_TASK LIST_
1: In the xylose extraction passage, what is the most preferred minimum duration for mixing the first combined solution?
2: In the listing, write out the lines from the line with "toc-entry xyxy=(60,112,598,132)" to the line with "watermark-logo: davibooks xyxy=(176,869,524,956)", including both of those lines.

_SOURCE TEXT_
First combined solution

[0054] Referring to FIG. 1, the process further comprises combining an amount of xylose-containing solution 102 with an amount of extraction solution 104 to provide first combined solution 106, wherein the ratio of boronic acid to xylose in first combined solution 106 is at least 1:1 molar, respectively, preferably at least 1.5:1 and most preferably at least 2: 1. It is understood that one of ordinary skill would be capable of (i) determining the amount of xylose in xylose-containing solution 102 (if such amount is unknown) using methods such as high-pressure liquid chromatography (HPLC), (ii) preparing extraction solution 104 with a suitable amount of water-insoluble boronic acid and water-insoluble solvent, in accordance with the description provided herein, and (iii) determining the amount of such extraction solution 104 to be added to a particular amount of xylose- containing solution 102 so that the ratio of boronic acid to xylose in first combined solution 106 is at least 1:1 molar.

[0055] When xylose-containing solution 102 is combined with extraction solution 104 to form first combined solution 106, at least a portion of the xylose from solution 102 comes into contact with at least a portion of organic boronic acid from solution 104. This contact allows the xylose to be converted to xylose monoboronate and subsequently xylose-diboronate ester, which has low solubility in water, so it has a greater affinity toward the water-insoluble solvent of solution 104 that is in solution 106. As more xylose is converted to xylose-diboronate esters, a non-aqueous phase of first combined solution 106 (eventually non-aqueous phase 110 once separated from solution 106) comprising (i) boronic acid and water-insoluble solvent from extraction solution 104 and (ii) xylose- diboronate esters begins to form. Correspondingly, an aqueous phase of first combined solution (eventually non-aqueous phase 110 once separated from solution 106) begins to form as well, where the aqueous phase has less xylose than xylose-containing solution 102. [0056] After an amount of time, which can be determined or selected by one of ordinary skill to achieve certain desired objectives, first combined solution 106 comprises aqueous phase 108 and a non-aqueous phase 110, said non-aqueous phase comprising at least a portion of the xylose from xylose-containing solution 102 as xylose-diboronate ester (BA2X). Preferably, non-aqueous phase 110 comprises at least 20 mol% of the xylose from xylose-containing solution 102 as xylose-diboronate ester, more preferably at least 50 mol%, including at least 70 mol% or at least 90 mol%.

[0057] Preferably, first combined solution 106 is mixed using suitable methods, such as mixing, stirring, static mixer, turbulent flow, jet loop, etc to allow xylose and organic boronic acids molecules to interact, thereby improving the yield of xylose-diboronate-ester that forms. Examples of suitable methods for mixing can additionally or alternatively include internal components of the separation or extraction units noted above. Suitably, the mixing may be performed for at least 30 minutes, preferably at least 60 minutes, and most preferably at least 90 minutes.

_RECORD EXCERPTS_

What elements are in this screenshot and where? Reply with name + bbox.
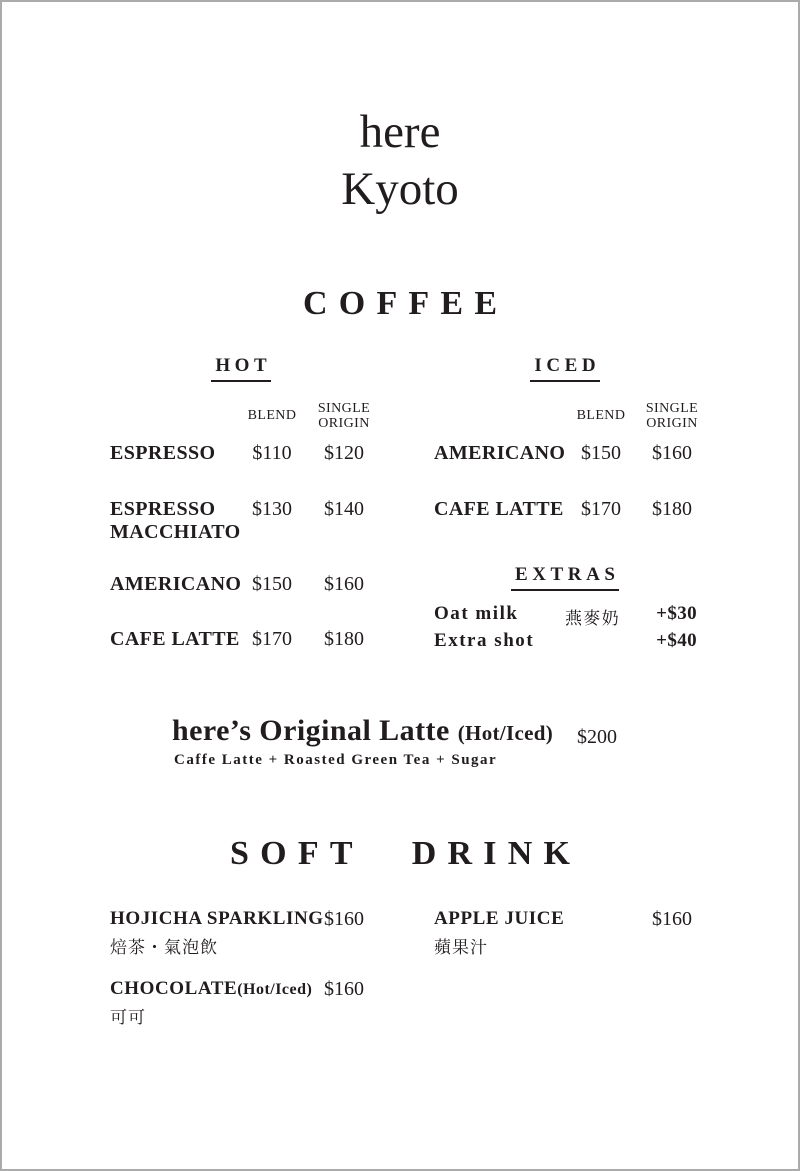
original-latte-suffix: (Hot/Iced)	[457, 721, 554, 745]
soft-item-price: $160	[324, 978, 364, 1000]
original-latte-price: $200	[577, 726, 617, 748]
iced-col-single-origin: SINGLE ORIGIN	[645, 401, 699, 431]
soft-item-name-zh: 焙茶・氣泡飲	[110, 938, 219, 957]
iced-item-name: CAFE LATTE	[434, 498, 564, 520]
extras-item-price: +$30	[656, 603, 697, 624]
hot-item-blend-price: $110	[252, 442, 292, 464]
brand-logo	[2, 104, 798, 218]
extras-item-name-zh: 燕麥奶	[565, 609, 621, 628]
hot-item-single-price: $180	[324, 628, 364, 650]
soft-drink-section-title: SOFT DRINK	[230, 835, 582, 872]
original-latte-name: here’s Original Latte	[172, 714, 450, 747]
iced-header-label: ICED	[530, 355, 600, 382]
hot-item-name: ESPRESSO	[110, 442, 216, 464]
original-latte-description: Caffe Latte + Roasted Green Tea + Sugar	[174, 752, 498, 768]
hot-header-label: HOT	[211, 355, 271, 382]
hot-col-single-origin: SINGLE ORIGIN	[317, 401, 371, 431]
iced-header	[432, 355, 698, 382]
hot-col-blend: BLEND	[247, 408, 297, 423]
iced-item-blend-price: $150	[581, 442, 621, 464]
soft-item-name: APPLE JUICE	[434, 908, 565, 929]
iced-item-single-price: $160	[652, 442, 692, 464]
brand-line2: Kyoto	[341, 163, 459, 215]
hot-item-blend-price: $130	[252, 498, 292, 520]
soft-item-name-zh: 可可	[110, 1008, 147, 1027]
hot-item-single-price: $160	[324, 573, 364, 595]
iced-item-single-price: $180	[652, 498, 692, 520]
soft-item-name: CHOCOLATE	[110, 978, 238, 999]
extras-item-name: Extra shot	[434, 630, 535, 651]
hot-header	[110, 355, 372, 382]
soft-item-name: HOJICHA SPARKLING	[110, 908, 324, 929]
hot-item-name: CAFE LATTE	[110, 628, 240, 650]
hot-item-blend-price: $170	[252, 628, 292, 650]
soft-item-name-zh: 蘋果汁	[434, 938, 489, 957]
brand-line1: here	[359, 106, 441, 158]
extras-header-label: EXTRAS	[511, 564, 620, 591]
iced-item-name: AMERICANO	[434, 442, 566, 464]
soft-item-suffix: (Hot/Iced)	[237, 981, 313, 998]
hot-item-blend-price: $150	[252, 573, 292, 595]
original-latte-title	[172, 714, 572, 748]
extras-item-name: Oat milk	[434, 603, 519, 624]
extras-item-price: +$40	[656, 630, 697, 651]
extras-header	[432, 564, 698, 591]
soft-item-title	[110, 978, 312, 1000]
coffee-section-title: COFFEE	[303, 285, 509, 322]
hot-item-name: ESPRESSO MACCHIATO	[110, 498, 241, 543]
soft-item-price: $160	[324, 908, 364, 930]
soft-item-price: $160	[652, 908, 692, 930]
hot-item-name: AMERICANO	[110, 573, 242, 595]
iced-item-blend-price: $170	[581, 498, 621, 520]
iced-col-blend: BLEND	[576, 408, 626, 423]
hot-item-single-price: $140	[324, 498, 364, 520]
hot-item-single-price: $120	[324, 442, 364, 464]
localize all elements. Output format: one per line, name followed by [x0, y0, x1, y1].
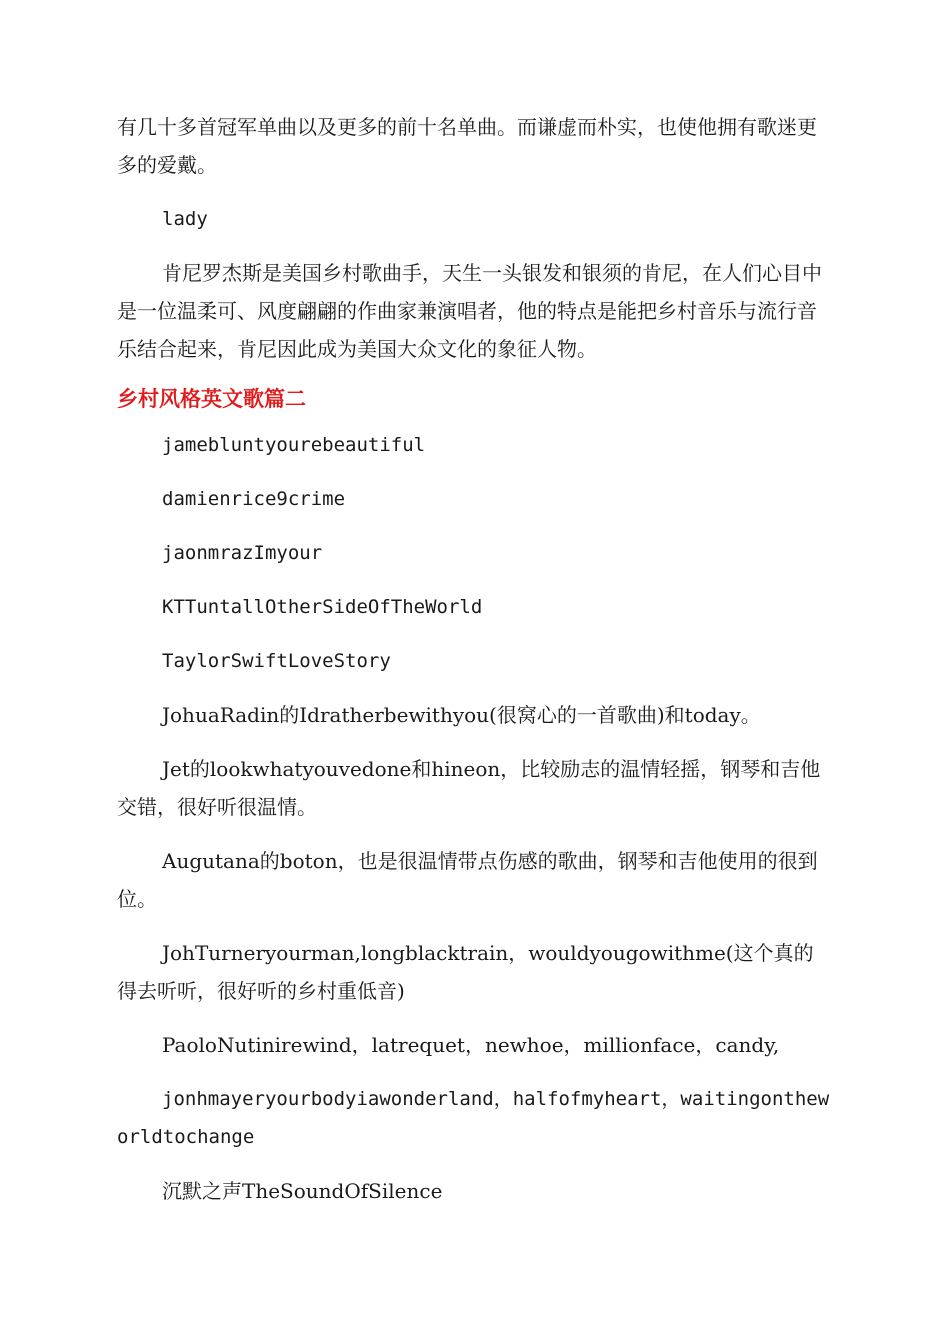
- list-item: TaylorSwiftLoveStory: [162, 650, 391, 672]
- list-item: damienrice9crime: [162, 488, 346, 510]
- list-item: jaonmrazImyour: [162, 542, 323, 564]
- list-item: jamebluntyourebeautiful: [162, 434, 426, 456]
- list-item: JohuaRadin的Idratherbewithyou(很窝心的一首歌曲)和today。: [162, 703, 761, 727]
- list-item: JohTurneryourman,longblacktrain，wouldyougowithme(这个真的得去听听，很好听的乡村重低音): [117, 941, 814, 1003]
- section-heading: 乡村风格英文歌篇二: [117, 387, 306, 411]
- document-body: [117, 108, 833, 1210]
- list-item: 沉默之声TheSoundOfSilence: [162, 1179, 443, 1203]
- paragraph-kenny-rogers: 肯尼罗杰斯是美国乡村歌曲手，天生一头银发和银须的肯尼，在人们心目中是一位温柔可、风度翩翩的作曲家兼演唱者，他的特点是能把乡村音乐与流行音乐结合起来，肯尼因此成为美国大众文化的象征人物。: [117, 261, 822, 361]
- list-item: jonhmayeryourbodyiawonderland，halfofmyheart，waitingontheworldtochange: [117, 1088, 830, 1148]
- list-item: Augutana的boton，也是很温情带点伤感的歌曲，钢琴和吉他使用的很到位。: [117, 849, 818, 911]
- paragraph-intro: 有几十多首冠军单曲以及更多的前十名单曲。而谦虚而朴实，也使他拥有歌迷更多的爱戴。: [117, 115, 817, 177]
- paragraph-lady: lady: [162, 208, 208, 230]
- list-item: PaoloNutinirewind，latrequet，newhoe，millionface，candy,: [162, 1033, 780, 1057]
- list-item: Jet的lookwhatyouvedone和hineon，比较励志的温情轻摇，钢琴和吉他交错，很好听很温情。: [117, 757, 821, 819]
- list-item: KTTuntallOtherSideOfTheWorld: [162, 596, 483, 618]
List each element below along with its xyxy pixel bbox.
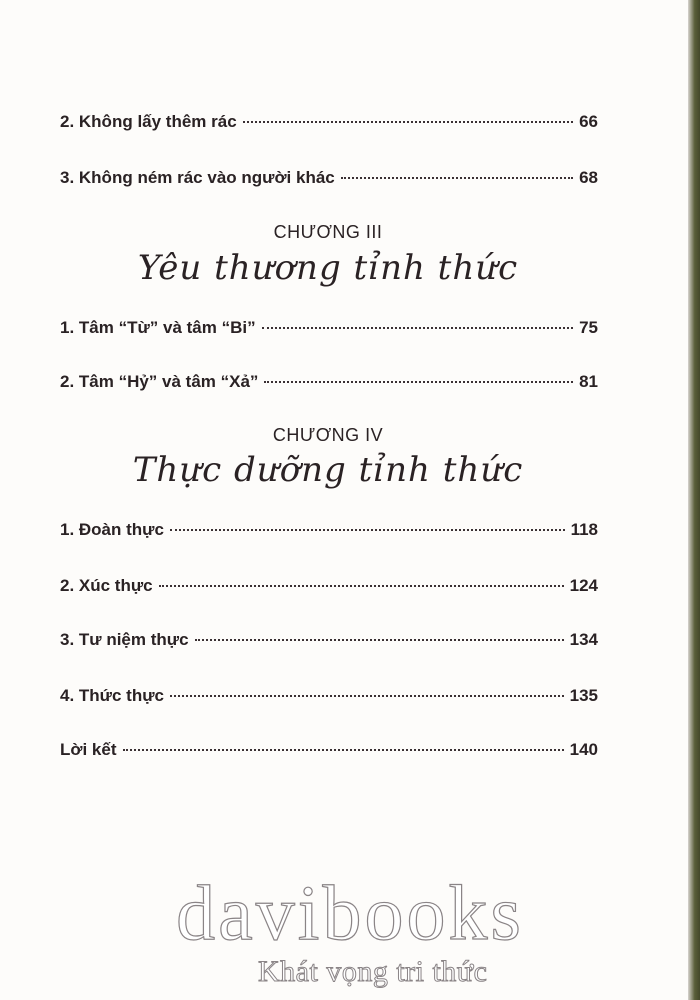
toc-entry xyxy=(60,112,598,132)
toc-entry-page: 135 xyxy=(569,686,598,705)
chapter-label: CHƯƠNG IV xyxy=(272,425,384,445)
toc-entry xyxy=(60,168,598,188)
toc-entry-title: 3. Không ném rác vào người khác xyxy=(60,168,335,187)
watermark-logo: davibooks xyxy=(176,869,524,956)
toc-entry-title: 2. Tâm “Hỷ” và tâm “Xả” xyxy=(60,372,259,391)
toc-entry xyxy=(60,630,598,650)
toc-leader-dots xyxy=(195,639,564,641)
toc-entry-title: 4. Thức thực xyxy=(60,686,164,705)
toc-leader-dots xyxy=(159,585,564,587)
toc-entry xyxy=(60,520,598,540)
toc-entry-page: 66 xyxy=(579,112,598,131)
toc-entry-page: 75 xyxy=(579,318,598,337)
chapter-title: Yêu thương tỉnh thức xyxy=(137,248,519,288)
toc-entry-page: 81 xyxy=(579,372,598,391)
toc-entry-page: 124 xyxy=(569,576,598,595)
toc-entry xyxy=(60,686,598,706)
toc-leader-dots xyxy=(262,327,573,329)
toc-entry-page: 134 xyxy=(569,630,598,649)
toc-leader-dots xyxy=(341,177,573,179)
book-spine-edge xyxy=(688,0,700,1000)
toc-leader-dots xyxy=(243,121,573,123)
toc-entry-title: 3. Tư niệm thực xyxy=(60,630,189,649)
toc-leader-dots xyxy=(170,529,565,531)
toc-entry-page: 140 xyxy=(569,740,598,759)
toc-entry-title: Lời kết xyxy=(60,740,117,759)
toc-entry xyxy=(60,740,598,760)
toc-entry-title: 2. Xúc thực xyxy=(60,576,153,595)
toc-entry-title: 1. Tâm “Từ” và tâm “Bi” xyxy=(60,318,256,337)
toc-leader-dots xyxy=(123,749,564,751)
watermark-tagline: Khát vọng tri thức xyxy=(258,955,488,988)
toc-leader-dots xyxy=(264,381,573,383)
toc-entry xyxy=(60,372,598,392)
toc-entry-title: 1. Đoàn thực xyxy=(60,520,164,539)
toc-entry-page: 68 xyxy=(579,168,598,187)
toc-entry-title: 2. Không lấy thêm rác xyxy=(60,112,237,131)
chapter-label: CHƯƠNG III xyxy=(273,222,383,242)
toc-entry xyxy=(60,318,598,338)
toc-leader-dots xyxy=(170,695,564,697)
toc-entry-page: 118 xyxy=(570,520,598,539)
chapter-title: Thực dưỡng tỉnh thức xyxy=(132,450,524,490)
toc-entry xyxy=(60,576,598,596)
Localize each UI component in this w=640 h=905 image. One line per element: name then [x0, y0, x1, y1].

_ANSWERS PROVIDED_
1: At least 90 minutes.

2:
toc-entry xyxy=(60,112,598,132)
toc-entry-page: 135 xyxy=(569,686,598,705)
chapter-label: CHƯƠNG IV xyxy=(272,425,384,445)
toc-entry xyxy=(60,168,598,188)
toc-entry-title: 3. Không ném rác vào người khác xyxy=(60,168,335,187)
watermark-logo: davibooks xyxy=(176,869,524,956)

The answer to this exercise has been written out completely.